Dataset items:
..............................
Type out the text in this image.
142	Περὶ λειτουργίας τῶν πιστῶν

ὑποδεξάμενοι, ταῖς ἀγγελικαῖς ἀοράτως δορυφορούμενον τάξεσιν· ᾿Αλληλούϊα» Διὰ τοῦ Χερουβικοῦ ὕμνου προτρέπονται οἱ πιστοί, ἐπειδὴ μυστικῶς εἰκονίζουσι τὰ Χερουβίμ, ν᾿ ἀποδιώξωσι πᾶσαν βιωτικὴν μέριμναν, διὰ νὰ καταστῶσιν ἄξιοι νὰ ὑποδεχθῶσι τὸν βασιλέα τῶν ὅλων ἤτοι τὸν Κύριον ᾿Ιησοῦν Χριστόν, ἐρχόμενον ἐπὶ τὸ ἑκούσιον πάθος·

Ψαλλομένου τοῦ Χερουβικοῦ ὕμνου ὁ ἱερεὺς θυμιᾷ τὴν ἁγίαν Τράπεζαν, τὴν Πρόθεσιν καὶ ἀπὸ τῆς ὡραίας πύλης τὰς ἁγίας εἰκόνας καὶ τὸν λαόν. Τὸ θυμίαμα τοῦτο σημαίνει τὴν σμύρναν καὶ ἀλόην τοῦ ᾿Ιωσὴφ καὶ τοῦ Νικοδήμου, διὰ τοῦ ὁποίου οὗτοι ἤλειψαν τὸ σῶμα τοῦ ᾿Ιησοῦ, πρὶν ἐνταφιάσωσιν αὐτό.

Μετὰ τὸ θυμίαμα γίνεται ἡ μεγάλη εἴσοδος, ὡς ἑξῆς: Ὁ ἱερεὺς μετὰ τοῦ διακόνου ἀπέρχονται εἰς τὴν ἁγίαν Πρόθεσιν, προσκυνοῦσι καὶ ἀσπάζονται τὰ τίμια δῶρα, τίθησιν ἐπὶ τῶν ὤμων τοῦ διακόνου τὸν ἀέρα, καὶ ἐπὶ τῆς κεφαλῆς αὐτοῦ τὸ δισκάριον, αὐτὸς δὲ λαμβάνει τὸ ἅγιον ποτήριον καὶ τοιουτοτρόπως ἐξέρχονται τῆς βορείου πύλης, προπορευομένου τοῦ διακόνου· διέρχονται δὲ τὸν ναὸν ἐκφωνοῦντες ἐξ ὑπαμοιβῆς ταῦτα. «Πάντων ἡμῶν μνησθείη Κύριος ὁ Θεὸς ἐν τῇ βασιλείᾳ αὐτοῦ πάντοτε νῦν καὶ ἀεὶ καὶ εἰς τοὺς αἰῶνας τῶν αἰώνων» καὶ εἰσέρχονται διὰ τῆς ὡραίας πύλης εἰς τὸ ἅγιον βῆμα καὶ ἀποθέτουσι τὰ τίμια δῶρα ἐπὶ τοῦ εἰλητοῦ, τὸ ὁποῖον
..............................
Your task is to repeat every entry exactly.

Type out the text in this image.
142	Περὶ λειτουργίας τῶν πιστῶν

ὑποδεξάμενοι, ταῖς ἀγγελικαῖς ἀοράτως δορυφορούμενον τάξεσιν· ᾿Αλληλούϊα» Διὰ τοῦ Χερουβικοῦ ὕμνου προτρέπονται οἱ πιστοί, ἐπειδὴ μυστικῶς εἰκονίζουσι τὰ Χερουβίμ, ν᾿ ἀποδιώξωσι πᾶσαν βιωτικὴν μέριμναν, διὰ νὰ καταστῶσιν ἄξιοι νὰ ὑποδεχθῶσι τὸν βασιλέα τῶν ὅλων ἤτοι τὸν Κύριον ᾿Ιησοῦν Χριστόν, ἐρχόμενον ἐπὶ τὸ ἑκούσιον πάθος·

Ψαλλομένου τοῦ Χερουβικοῦ ὕμνου ὁ ἱερεὺς θυμιᾷ τὴν ἁγίαν Τράπεζαν, τὴν Πρόθεσιν καὶ ἀπὸ τῆς ὡραίας πύλης τὰς ἁγίας εἰκόνας καὶ τὸν λαόν. Τὸ θυμίαμα τοῦτο σημαίνει τὴν σμύρναν καὶ ἀλόην τοῦ ᾿Ιωσὴφ καὶ τοῦ Νικοδήμου, διὰ τοῦ ὁποίου οὗτοι ἤλειψαν τὸ σῶμα τοῦ ᾿Ιησοῦ, πρὶν ἐνταφιάσωσιν αὐτό.

Μετὰ τὸ θυμίαμα γίνεται ἡ μεγάλη εἴσοδος, ὡς ἑξῆς: Ὁ ἱερεὺς μετὰ τοῦ διακόνου ἀπέρχονται εἰς τὴν ἁγίαν Πρόθεσιν, προσκυνοῦσι καὶ ἀσπάζονται τὰ τίμια δῶρα, τίθησιν ἐπὶ τῶν ὤμων τοῦ διακόνου τὸν ἀέρα, καὶ ἐπὶ τῆς κεφαλῆς αὐτοῦ τὸ δισκάριον, αὐτὸς δὲ λαμβάνει τὸ ἅγιον ποτήριον καὶ τοιουτοτρόπως ἐξέρχονται τῆς βορείου πύλης, προπορευομένου τοῦ διακόνου· διέρχονται δὲ τὸν ναὸν ἐκφωνοῦντες ἐξ ὑπαμοιβῆς ταῦτα. «Πάντων ἡμῶν μνησθείη Κύριος ὁ Θεὸς ἐν τῇ βασιλείᾳ αὐτοῦ πάντοτε νῦν καὶ ἀεὶ καὶ εἰς τοὺς αἰῶνας τῶν αἰώνων» καὶ εἰσέρχονται διὰ τῆς ὡραίας πύλης εἰς τὸ ἅγιον βῆμα καὶ ἀποθέτουσι τὰ τίμια δῶρα ἐπὶ τοῦ εἰλητοῦ, τὸ ὁποῖον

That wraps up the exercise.